§ STATED TASK: Copy all lines holding the word "STEREO" from the entries.

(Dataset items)
###

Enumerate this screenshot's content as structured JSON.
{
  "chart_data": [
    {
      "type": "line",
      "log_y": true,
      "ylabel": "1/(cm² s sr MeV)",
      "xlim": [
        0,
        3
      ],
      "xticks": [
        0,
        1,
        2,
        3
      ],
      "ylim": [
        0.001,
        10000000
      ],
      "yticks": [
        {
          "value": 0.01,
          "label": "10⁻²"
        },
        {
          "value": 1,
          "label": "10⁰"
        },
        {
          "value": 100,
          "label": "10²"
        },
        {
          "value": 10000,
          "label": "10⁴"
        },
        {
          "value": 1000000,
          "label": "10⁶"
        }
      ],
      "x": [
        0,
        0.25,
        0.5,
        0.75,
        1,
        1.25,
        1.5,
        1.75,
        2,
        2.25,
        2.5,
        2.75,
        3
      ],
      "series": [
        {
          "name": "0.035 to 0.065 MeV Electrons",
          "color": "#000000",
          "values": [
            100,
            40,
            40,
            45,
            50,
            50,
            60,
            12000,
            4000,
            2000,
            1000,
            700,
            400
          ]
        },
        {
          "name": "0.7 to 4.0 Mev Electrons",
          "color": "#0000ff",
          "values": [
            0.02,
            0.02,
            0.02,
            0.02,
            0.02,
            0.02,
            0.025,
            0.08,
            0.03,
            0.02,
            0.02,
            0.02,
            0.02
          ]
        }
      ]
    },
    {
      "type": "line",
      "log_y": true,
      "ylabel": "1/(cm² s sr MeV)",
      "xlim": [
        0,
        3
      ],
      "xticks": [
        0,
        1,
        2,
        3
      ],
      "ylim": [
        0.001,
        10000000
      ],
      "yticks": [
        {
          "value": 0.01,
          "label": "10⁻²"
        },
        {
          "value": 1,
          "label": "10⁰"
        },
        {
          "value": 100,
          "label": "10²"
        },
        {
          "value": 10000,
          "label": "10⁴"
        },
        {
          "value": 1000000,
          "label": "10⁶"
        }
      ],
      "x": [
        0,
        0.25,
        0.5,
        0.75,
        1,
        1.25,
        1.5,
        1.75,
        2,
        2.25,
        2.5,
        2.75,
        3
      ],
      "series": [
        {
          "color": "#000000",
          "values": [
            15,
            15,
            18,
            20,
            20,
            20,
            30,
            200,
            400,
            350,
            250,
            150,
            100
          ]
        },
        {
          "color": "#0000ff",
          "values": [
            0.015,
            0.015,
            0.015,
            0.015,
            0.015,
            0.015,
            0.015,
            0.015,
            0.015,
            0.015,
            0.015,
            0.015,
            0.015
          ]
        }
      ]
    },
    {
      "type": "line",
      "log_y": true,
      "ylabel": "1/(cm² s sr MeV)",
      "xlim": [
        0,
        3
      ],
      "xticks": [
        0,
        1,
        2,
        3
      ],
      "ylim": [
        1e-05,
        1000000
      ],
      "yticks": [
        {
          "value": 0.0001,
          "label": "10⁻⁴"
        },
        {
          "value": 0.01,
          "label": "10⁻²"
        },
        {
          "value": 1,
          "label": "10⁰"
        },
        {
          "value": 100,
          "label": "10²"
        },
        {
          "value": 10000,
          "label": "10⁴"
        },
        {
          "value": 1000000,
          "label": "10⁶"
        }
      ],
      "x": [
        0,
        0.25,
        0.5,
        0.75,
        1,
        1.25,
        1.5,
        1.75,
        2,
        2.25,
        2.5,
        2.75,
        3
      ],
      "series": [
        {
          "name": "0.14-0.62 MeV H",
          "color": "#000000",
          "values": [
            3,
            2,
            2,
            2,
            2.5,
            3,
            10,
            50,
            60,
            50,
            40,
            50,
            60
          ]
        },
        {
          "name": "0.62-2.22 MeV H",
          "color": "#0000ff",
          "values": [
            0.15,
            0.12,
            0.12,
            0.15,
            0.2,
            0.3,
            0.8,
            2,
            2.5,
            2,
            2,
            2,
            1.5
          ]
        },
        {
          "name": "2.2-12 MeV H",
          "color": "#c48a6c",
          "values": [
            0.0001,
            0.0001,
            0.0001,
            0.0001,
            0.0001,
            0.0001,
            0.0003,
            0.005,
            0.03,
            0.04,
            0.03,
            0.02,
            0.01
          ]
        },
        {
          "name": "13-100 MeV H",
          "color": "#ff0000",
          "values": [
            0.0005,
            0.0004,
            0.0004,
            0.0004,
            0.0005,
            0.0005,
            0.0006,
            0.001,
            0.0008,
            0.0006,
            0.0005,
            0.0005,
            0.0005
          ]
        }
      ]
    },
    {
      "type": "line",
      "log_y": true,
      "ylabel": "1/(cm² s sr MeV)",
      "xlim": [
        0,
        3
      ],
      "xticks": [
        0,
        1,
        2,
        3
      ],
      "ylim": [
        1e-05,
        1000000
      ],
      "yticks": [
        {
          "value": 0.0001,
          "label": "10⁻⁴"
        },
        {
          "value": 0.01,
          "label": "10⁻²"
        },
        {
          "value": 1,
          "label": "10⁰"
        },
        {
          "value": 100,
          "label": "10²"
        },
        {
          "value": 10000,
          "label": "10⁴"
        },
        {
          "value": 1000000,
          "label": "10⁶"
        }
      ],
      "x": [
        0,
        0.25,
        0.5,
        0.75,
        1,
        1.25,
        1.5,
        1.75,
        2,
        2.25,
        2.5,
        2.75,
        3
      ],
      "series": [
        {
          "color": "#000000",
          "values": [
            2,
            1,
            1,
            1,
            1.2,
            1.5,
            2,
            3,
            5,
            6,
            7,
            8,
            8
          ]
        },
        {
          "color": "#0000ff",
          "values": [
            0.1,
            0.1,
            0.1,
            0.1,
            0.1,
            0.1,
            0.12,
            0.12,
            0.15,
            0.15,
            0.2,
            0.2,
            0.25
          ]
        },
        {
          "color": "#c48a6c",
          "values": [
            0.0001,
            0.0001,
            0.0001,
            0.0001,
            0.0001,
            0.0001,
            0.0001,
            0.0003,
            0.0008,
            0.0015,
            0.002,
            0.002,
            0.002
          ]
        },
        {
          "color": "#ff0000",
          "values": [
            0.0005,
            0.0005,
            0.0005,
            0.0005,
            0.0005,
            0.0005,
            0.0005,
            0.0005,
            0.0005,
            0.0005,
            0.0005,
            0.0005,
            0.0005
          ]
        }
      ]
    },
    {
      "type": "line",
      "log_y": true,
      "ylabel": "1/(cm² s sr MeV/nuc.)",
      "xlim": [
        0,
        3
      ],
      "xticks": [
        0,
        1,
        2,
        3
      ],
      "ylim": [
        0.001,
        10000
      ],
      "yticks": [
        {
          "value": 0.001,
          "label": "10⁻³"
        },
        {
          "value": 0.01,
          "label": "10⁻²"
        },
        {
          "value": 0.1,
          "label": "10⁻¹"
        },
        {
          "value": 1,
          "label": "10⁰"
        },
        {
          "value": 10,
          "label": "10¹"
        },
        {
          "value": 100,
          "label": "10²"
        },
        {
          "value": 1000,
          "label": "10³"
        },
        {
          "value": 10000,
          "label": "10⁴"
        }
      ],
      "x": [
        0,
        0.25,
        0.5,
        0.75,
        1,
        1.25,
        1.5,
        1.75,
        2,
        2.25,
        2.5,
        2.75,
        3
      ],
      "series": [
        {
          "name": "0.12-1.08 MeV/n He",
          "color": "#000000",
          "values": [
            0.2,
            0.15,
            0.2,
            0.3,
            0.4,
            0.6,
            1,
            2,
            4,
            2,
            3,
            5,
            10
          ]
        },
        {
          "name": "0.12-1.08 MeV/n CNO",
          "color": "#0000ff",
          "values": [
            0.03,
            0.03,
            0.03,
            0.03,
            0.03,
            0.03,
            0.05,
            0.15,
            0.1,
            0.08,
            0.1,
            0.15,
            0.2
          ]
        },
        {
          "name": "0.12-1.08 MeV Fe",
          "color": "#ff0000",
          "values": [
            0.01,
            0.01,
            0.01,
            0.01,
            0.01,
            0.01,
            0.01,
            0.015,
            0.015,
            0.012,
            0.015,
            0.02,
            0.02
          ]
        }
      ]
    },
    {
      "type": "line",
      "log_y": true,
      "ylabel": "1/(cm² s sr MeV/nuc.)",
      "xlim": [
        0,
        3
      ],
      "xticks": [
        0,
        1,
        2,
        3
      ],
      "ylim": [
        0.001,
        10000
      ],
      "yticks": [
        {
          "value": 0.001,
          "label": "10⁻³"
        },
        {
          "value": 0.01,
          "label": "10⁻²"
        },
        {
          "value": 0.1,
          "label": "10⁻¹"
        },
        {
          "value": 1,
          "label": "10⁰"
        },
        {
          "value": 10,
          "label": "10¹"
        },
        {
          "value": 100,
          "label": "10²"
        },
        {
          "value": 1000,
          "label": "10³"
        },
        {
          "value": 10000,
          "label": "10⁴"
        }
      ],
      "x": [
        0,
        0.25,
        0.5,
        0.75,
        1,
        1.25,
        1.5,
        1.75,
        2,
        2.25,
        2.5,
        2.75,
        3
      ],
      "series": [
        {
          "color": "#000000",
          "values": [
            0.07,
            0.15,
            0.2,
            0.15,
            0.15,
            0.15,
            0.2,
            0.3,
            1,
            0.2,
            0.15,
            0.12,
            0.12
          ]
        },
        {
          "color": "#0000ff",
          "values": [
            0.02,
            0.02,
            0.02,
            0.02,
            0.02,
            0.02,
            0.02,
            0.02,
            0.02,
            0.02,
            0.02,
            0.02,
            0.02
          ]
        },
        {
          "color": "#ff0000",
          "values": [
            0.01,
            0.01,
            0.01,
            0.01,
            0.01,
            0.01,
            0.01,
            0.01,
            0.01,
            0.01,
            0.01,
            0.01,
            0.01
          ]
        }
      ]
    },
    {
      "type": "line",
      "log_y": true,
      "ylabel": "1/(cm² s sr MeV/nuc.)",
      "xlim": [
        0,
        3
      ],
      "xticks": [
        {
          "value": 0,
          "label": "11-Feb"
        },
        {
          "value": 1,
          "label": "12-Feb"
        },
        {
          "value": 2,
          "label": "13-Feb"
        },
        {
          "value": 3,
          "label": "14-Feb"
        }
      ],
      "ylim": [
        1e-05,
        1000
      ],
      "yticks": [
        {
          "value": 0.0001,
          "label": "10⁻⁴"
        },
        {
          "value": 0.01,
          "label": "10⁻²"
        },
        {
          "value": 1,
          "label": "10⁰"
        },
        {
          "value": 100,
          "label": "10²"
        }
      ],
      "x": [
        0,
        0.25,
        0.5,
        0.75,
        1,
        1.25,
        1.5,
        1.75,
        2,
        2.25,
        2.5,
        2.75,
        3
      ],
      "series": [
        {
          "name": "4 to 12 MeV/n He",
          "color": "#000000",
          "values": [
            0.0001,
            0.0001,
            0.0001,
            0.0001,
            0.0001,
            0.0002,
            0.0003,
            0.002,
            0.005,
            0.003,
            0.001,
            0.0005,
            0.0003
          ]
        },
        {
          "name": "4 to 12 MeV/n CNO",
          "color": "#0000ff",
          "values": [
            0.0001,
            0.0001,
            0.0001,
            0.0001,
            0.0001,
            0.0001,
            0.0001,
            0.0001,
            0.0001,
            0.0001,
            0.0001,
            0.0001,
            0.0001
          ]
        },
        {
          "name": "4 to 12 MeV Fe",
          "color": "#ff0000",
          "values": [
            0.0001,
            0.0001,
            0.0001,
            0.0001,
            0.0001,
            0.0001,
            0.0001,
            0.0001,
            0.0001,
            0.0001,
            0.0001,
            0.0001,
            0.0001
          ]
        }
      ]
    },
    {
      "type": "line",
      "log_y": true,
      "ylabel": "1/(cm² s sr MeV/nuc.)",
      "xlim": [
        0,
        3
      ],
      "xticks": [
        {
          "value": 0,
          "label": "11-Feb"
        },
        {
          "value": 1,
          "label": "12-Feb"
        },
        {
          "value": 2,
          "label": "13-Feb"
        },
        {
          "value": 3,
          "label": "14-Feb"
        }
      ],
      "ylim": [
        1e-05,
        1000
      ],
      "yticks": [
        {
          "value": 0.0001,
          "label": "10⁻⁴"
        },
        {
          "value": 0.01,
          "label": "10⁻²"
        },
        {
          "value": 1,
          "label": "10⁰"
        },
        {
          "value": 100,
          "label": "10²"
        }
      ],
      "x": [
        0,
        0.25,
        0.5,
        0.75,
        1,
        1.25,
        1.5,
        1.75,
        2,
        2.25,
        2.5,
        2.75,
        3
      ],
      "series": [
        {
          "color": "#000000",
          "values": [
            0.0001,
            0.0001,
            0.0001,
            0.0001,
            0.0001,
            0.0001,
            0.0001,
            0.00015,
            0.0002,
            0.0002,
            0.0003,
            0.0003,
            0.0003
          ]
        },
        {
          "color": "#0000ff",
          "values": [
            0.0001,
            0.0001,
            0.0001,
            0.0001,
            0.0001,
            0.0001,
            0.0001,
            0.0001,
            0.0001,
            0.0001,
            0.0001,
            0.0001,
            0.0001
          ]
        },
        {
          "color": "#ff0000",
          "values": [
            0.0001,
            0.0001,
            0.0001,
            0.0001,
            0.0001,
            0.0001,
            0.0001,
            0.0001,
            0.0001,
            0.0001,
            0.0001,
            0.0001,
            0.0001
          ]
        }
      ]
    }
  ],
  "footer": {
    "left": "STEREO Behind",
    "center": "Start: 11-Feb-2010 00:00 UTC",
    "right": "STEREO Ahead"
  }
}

###

§ THE RESPONSE:
    "left": "STEREO Behind",
    "right": "STEREO Ahead"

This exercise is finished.